THE DATA ::
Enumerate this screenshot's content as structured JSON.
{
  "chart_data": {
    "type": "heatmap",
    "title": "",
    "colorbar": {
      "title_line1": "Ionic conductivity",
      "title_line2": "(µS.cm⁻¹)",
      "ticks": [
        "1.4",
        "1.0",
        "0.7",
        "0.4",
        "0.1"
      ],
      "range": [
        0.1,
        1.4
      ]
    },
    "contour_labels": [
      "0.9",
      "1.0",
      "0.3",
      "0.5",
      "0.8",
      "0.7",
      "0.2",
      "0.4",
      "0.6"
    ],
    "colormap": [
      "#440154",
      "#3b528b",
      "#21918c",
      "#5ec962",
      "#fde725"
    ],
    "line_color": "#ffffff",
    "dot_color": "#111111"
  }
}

WHAT IS EXPECTED :: Give all of the entries again, word for word.

CORRECT OUTPUT ::
Enumerate this screenshot's content as structured JSON.
{
  "chart_data": {
    "type": "heatmap",
    "title": "",
    "colorbar": {
      "title_line1": "Ionic conductivity",
      "title_line2": "(µS.cm⁻¹)",
      "ticks": [
        "1.4",
        "1.0",
        "0.7",
        "0.4",
        "0.1"
      ],
      "range": [
        0.1,
        1.4
      ]
    },
    "contour_labels": [
      "0.9",
      "1.0",
      "0.3",
      "0.5",
      "0.8",
      "0.7",
      "0.2",
      "0.4",
      "0.6"
    ],
    "colormap": [
      "#440154",
      "#3b528b",
      "#21918c",
      "#5ec962",
      "#fde725"
    ],
    "line_color": "#ffffff",
    "dot_color": "#111111"
  }
}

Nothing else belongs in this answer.